(Recorded data)
------------------------------------------------
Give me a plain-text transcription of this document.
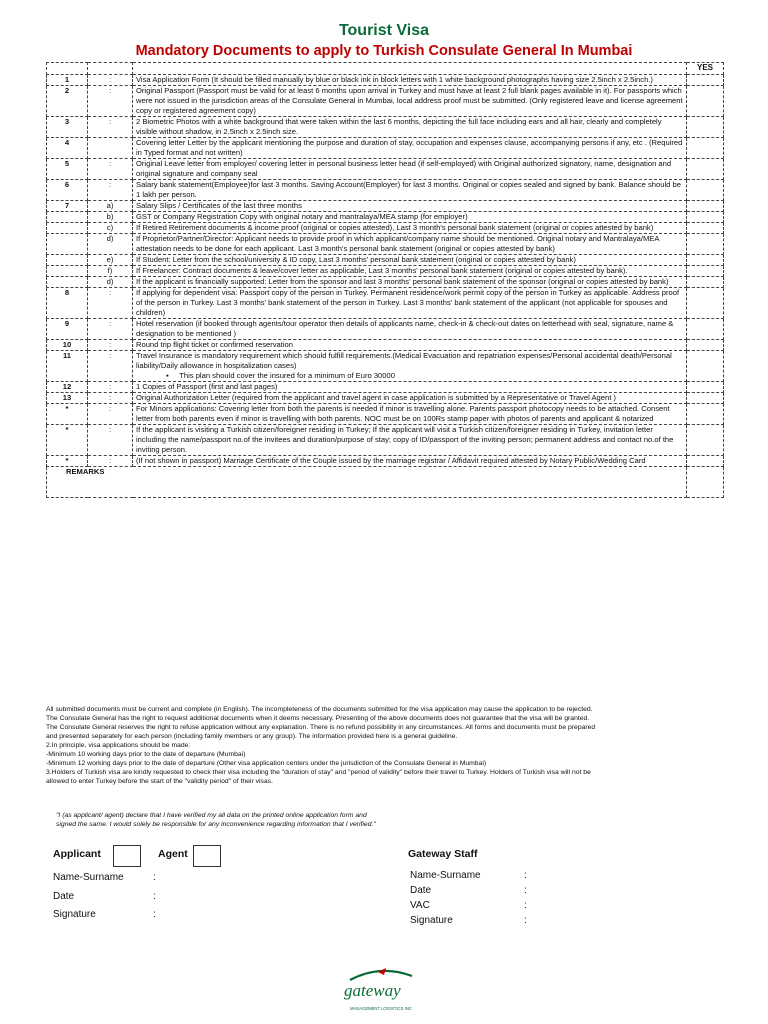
Tourist Visa
Mandatory Documents to apply to Turkish Consulate General In Mumbai
			YES
1	:	Visa Application Form (It should be filled manually by blue or black ink in block letters with 1 white background photographs having size 2.5inch x 2.5inch.)	
2	:	Original Passport (Passport must be valid for at least 6 months upon arrival in Turkey and must have at least 2 full blank pages available in it). For passports which were not issued in the jurisdiction areas of the Consulate General in Mumbai, local address proof must be submitted. (Only registered leave and license agreement copy or registered agreement copy)	
3	:	2 Biometric Photos with a white background that were taken within the last 6 months, depicting the full face including ears and all hair, clearly and completely visible without shadow, in 2.5inch x 2.5inch size.	
4		Covering letter Letter by the applicant mentioning the purpose and duration of stay, occupation and expenses clause, accompanying persons if any, etc . (Required in Typed format and not written)	
5	:	Original Leave letter from employer/ covering letter in personal business letter head (if self-employed) with Original authorized signatory, name, designation and original signature and company seal	
6	:	Salary bank statement(Employee)for last 3 months. Saving Account(Employer) for last 3 months. Original or copies sealed and signed by bank. Balance should be 1 lakh per person.	
7	a)	Salary Slips / Certificates of the last three months	
	b)	GST or Company Registration Copy with original notary and mantralaya/MEA stamp (for employer)	
	c)	If Retired Retirement documents & income proof (original or copies attested), Last 3 month's personal bank statement (original or copies attested by bank)	
	d)	If Proprietor/Partner/Director: Applicant needs to provide proof in which applicant/company name should be mentioned. Original notary and Mantralaya/MEA attestation needs to be done for each applicant. Last 3 month's personal bank statement (original or copies attested by bank)	
	e)	If Student: Letter from the school/university & ID copy, Last 3 months' personal bank statement (original or copies attested by bank)	
	f)	If Freelancer: Contract documents & leave/cover letter as applicable, Last 3 months' personal bank statement (original or copies attested by bank).	
	d)	If the applicant is financially supported: Letter from the sponsor and last 3 months' personal bank statement of the sponsor (original or copies attested by bank)	
8	:	If applying for dependent visa: Passport copy of the person in Turkey. Permanent residence/work permit copy of the person in Turkey as applicable. Address proof of the person in Turkey. Last 3 months' bank statement of the person in Turkey. Last 3 months' bank statement of the applicant (not applicable for spouses and children)	
9	:	Hotel reservation (if booked through agents/tour operator then details of applicants name, check-in & check-out dates on letterhead with seal, signature, name & designation to be mentioned )	
10	:	Round trip flight ticket or confirmed reservation	
11	:	Travel Insurance is mandatory requirement which should fulfill requirements.(Medical Evacuation and repatriation expenses/Personal accidental death/Personal liability/Daily allowance in hospitalization cases)
▪     This plan should cover the insured for a minimum of Euro 30000	

12	:	1 Copies of Passport (first and last pages)	
13	:	Original Authorization Letter (required from the applicant and travel agent in case application is submitted by a Representative or Travel Agent )	
*	:	For Minors applications: Covering letter from both the parents is needed if minor is travelling alone. Parents passport photocopy needs to be attached. Consent letter from both parents even if minor is travelling with both parents. NOC must be on 100Rs stamp paper with photos of parents and applicant & notarized	
*	:	If the applicant is visiting a Turkish citizen/foreigner residing in Turkey; If the applicant will visit a Turkish citizen/foreigner residing in Turkey, invitation letter including the name/passport no.of the invitees and duration/purpose of stay; copy of ID/passport of the inviting person; permanent address and contact no.of the inviting person.	
*	:	(If not shown in passport) Marriage Certificate of the Couple issued by the marriage registrar / Affidavit required attested by Notary Public/Wedding Card	
REMARKS			
All submitted documents must be current and complete (in English). The incompleteness of the documents submitted for the visa application may cause the application to be rejected.
The Consulate General has the right to request additional documents when it deems necessary. Presenting of the above documents does not guarantee that the visa will be granted.
The Consulate General reserves the right to refuse application without any explanation. There is no refund possibility in any circumstances. All forms and documents must be prepared
and presented separately for each person (including family members or any group). The information provided here is a general guideline.
2.In principle, visa applications should be made:
-Minimum 10 working days prior to the date of departure (Mumbai)
-Minimum 12 working days prior to the date of departure (Other visa application centers under the jurisdiction of the Consulate General in Mumbai)
3.Holders of Turkish visa are kindly requested to check their visa including the "duration of stay" and "period of validity" before their travel to Turkey. Holders of Turkish visa will not be
allowed to enter Turkey before the start of the "validity period" of their visas.
"I (as applicant/ agent) declare that I have verified my all data on the printed online application form and signed the same. I would solely be responsible for any inconvenience regarding information that I verified."
Applicant	Agent	Gateway Staff
Name-Surname	:
Date	:
Signature	:
Name-Surname	:
Date	:
VAC	:
Signature	:
gateway
MANAGEMENT LOGISTICS INC
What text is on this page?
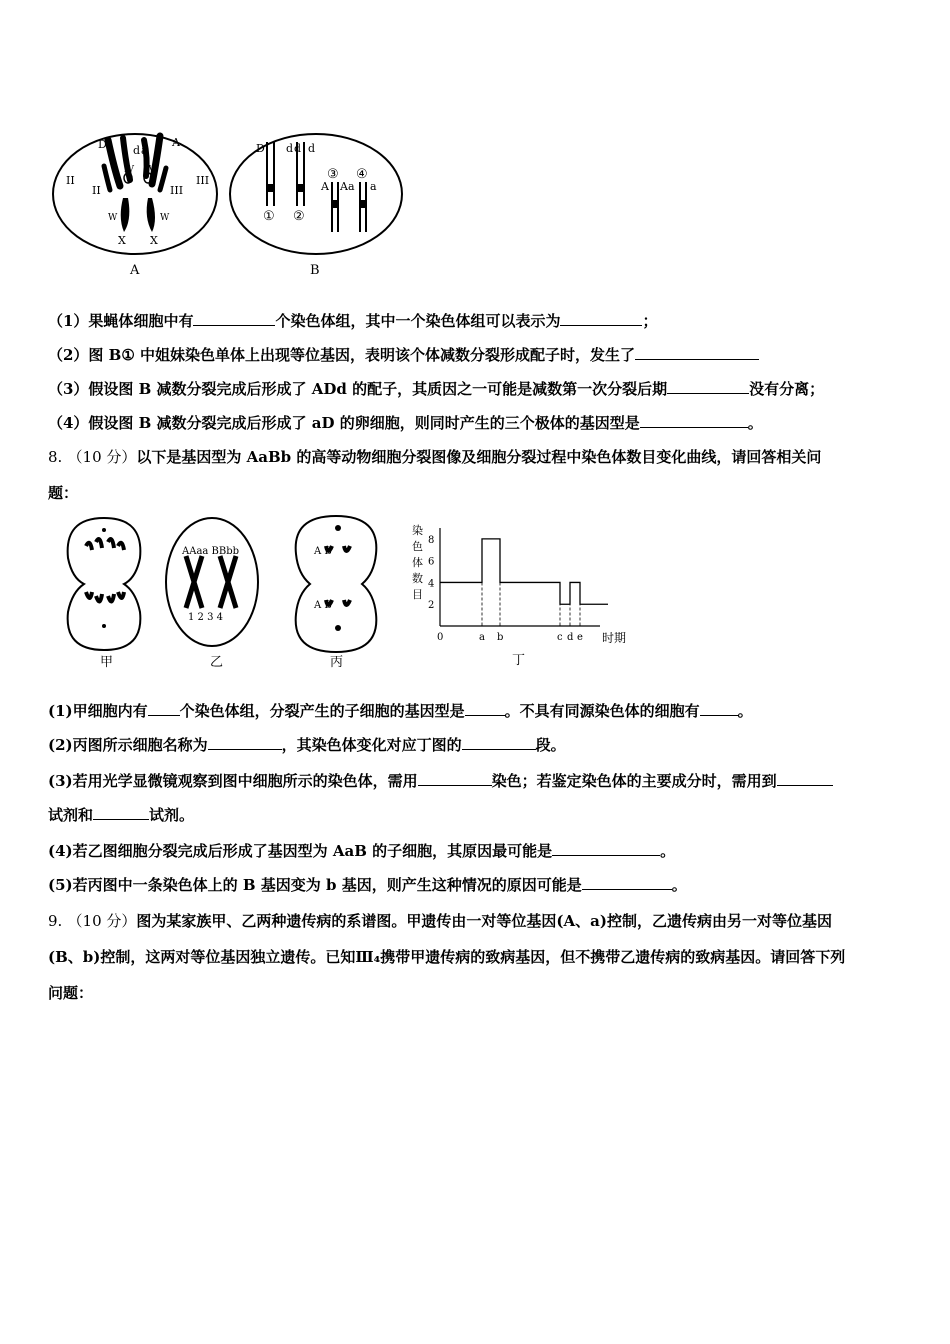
D d a
A
II
II
IV IV
III
III
W	W
X X
A
D d d d
① ②
③ ④
A A a a
B
（1）果蝇体细胞中有	个染色体组，其中一个染色体组可以表示为	；
（2）图 B① 中姐妹染色单体上出现等位基因，表明该个体减数分裂形成配子时，发生了
（3）假设图 B 减数分裂完成后形成了 ADd 的配子，其质因之一可能是减数第一次分裂后期	没有分离；
（4）假设图 B 减数分裂完成后形成了 aD 的卵细胞，则同时产生的三个极体的基因型是	。
8. （10 分）以下是基因型为 AaBb 的高等动物细胞分裂图像及细胞分裂过程中染色体数目变化曲线，请回答相关问
题：
甲
AAaa BBbb
1 2 3 4
乙
A B
A B
丙
染
色
体
数
目
2
4
6
8
0	a b	c d e 时期
丁
(1)甲细胞内有 个染色体组，分裂产生的子细胞的基因型是	。不具有同源染色体的细胞有	。
(2)丙图所示细胞名称为	，其染色体变化对应丁图的	段。
(3)若用光学显微镜观察到图中细胞所示的染色体，需用	染色；若鉴定染色体的主要成分时，需用到
试剂和	试剂。
(4)若乙图细胞分裂完成后形成了基因型为 AaB 的子细胞，其原因最可能是	。
(5)若丙图中一条染色体上的 B 基因变为 b 基因，则产生这种情况的原因可能是	。
9. （10 分）图为某家族甲、乙两种遗传病的系谱图。甲遗传由一对等位基因(A、a)控制，乙遗传病由另一对等位基因
(B、b)控制，这两对等位基因独立遗传。已知Ⅲ₄携带甲遗传病的致病基因，但不携带乙遗传病的致病基因。请回答下列
问题：
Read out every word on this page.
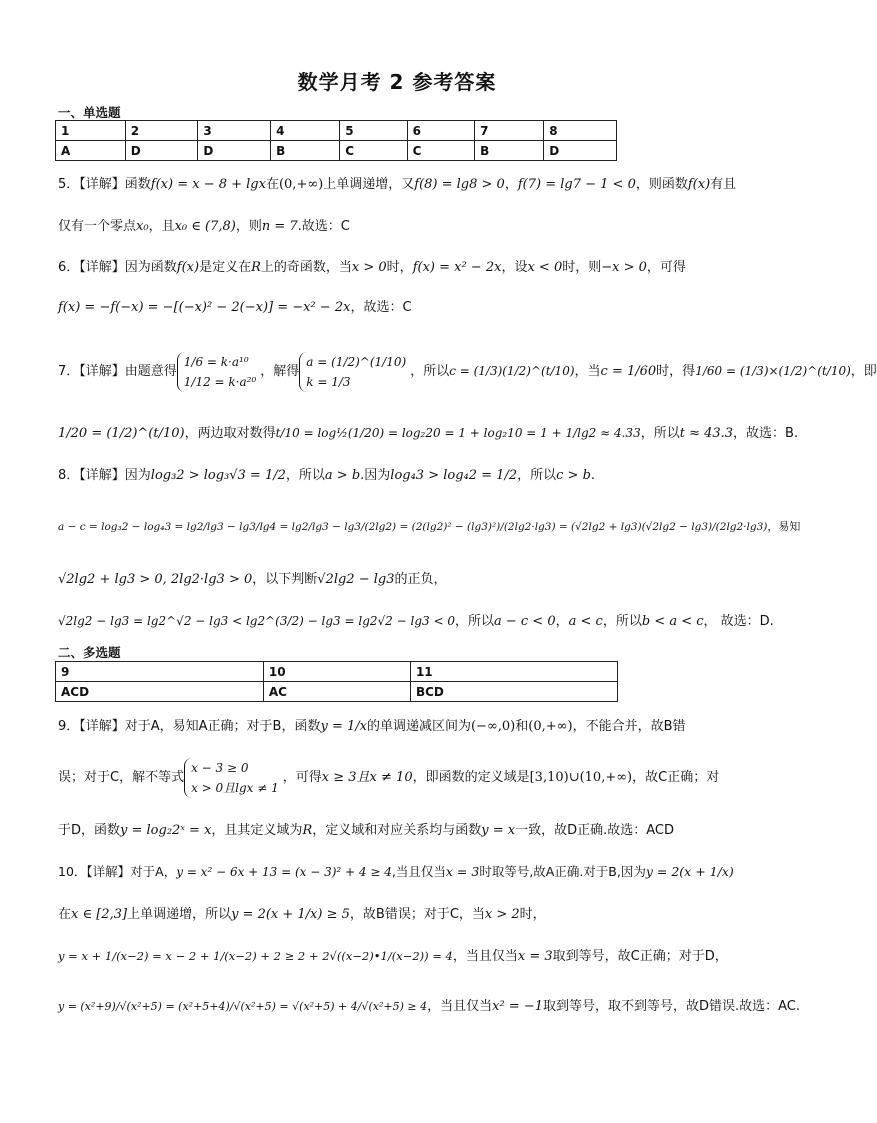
数学月考 2 参考答案
一、单选题
1	2	3	4	5	6	7	8
A	D	D	B	C	C	B	D
5．【详解】函数f(x) = x − 8 + lgx在(0,+∞)上单调递增，又f(8) = lg8 > 0，f(7) = lg7 − 1 < 0，则函数f(x)有且
仅有一个零点x₀，且x₀ ∈ (7,8)，则n = 7.故选：C
6．【详解】因为函数f(x)是定义在R上的奇函数，当x > 0时，f(x) = x² − 2x，设x < 0时，则−x > 0，可得
f(x) = −f(−x) = −[(−x)² − 2(−x)] = −x² − 2x，故选：C
7．【详解】由题意得
1/6 = k·a¹⁰
1/12 = k·a²⁰
，解得
a = (1/2)^(1/10)
k = 1/3
，所以c = (1/3)(1/2)^(t/10)，当c = 1/60时，得1/60 = (1/3)×(1/2)^(t/10)，即
1/20 = (1/2)^(t/10)，两边取对数得t/10 = log½(1/20) = log₂20 = 1 + log₂10 = 1 + 1/lg2 ≈ 4.33，所以t ≈ 43.3，故选：B.
8．【详解】因为log₃2 > log₃√3 = 1/2，所以a > b.因为log₄3 > log₄2 = 1/2，所以c > b.
a − c = log₃2 − log₄3 = lg2/lg3 − lg3/lg4 = lg2/lg3 − lg3/(2lg2) = (2(lg2)² − (lg3)²)/(2lg2·lg3) = (√2lg2 + lg3)(√2lg2 − lg3)/(2lg2·lg3)，易知
√2lg2 + lg3 > 0, 2lg2·lg3 > 0，以下判断√2lg2 − lg3的正负，
√2lg2 − lg3 = lg2^√2 − lg3 < lg2^(3/2) − lg3 = lg2√2 − lg3 < 0，所以a − c < 0，a < c，所以b < a < c， 故选：D.
二、多选题
9	10	11
ACD	AC	BCD
9．【详解】对于A，易知A正确；对于B，函数y = 1/x的单调递减区间为(−∞,0)和(0,+∞)，不能合并，故B错
误；对于C，解不等式
x − 3 ≥ 0
x > 0且lgx ≠ 1
，可得x ≥ 3且x ≠ 10，即函数的定义域是[3,10)∪(10,+∞)，故C正确；对
于D，函数y = log₂2ˣ = x，且其定义域为R，定义域和对应关系均与函数y = x一致，故D正确.故选：ACD
10．【详解】对于A，y = x² − 6x + 13 = (x − 3)² + 4 ≥ 4,当且仅当x = 3时取等号,故A正确.对于B,因为y = 2(x + 1/x)
在x ∈ [2,3]上单调递增，所以y = 2(x + 1/x) ≥ 5，故B错误；对于C，当x > 2时，
y = x + 1/(x−2) = x − 2 + 1/(x−2) + 2 ≥ 2 + 2√((x−2)•1/(x−2)) = 4，当且仅当x = 3取到等号，故C正确；对于D，
y = (x²+9)/√(x²+5) = (x²+5+4)/√(x²+5) = √(x²+5) + 4/√(x²+5) ≥ 4，当且仅当x² = −1取到等号，取不到等号，故D错误.故选：AC.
------------------------------------------------
▶ What to do:
List all lines from the entries that include the word "stay".

▶ Problem solution:
4		Covering letter Letter by the applicant mentioning the purpose and duration of stay, occupation and expenses clause, accompanying persons if any, etc . (Required in Typed format and not written)	
*	:	If the applicant is visiting a Turkish citizen/foreigner residing in Turkey; If the applicant will visit a Turkish citizen/foreigner residing in Turkey, invitation letter including the name/passport no.of the invitees and duration/purpose of stay; copy of ID/passport of the inviting person; permanent address and contact no.of the inviting person.	
3.Holders of Turkish visa are kindly requested to check their visa including the "duration of stay" and "period of validity" before their travel to Turkey. Holders of Turkish visa will not be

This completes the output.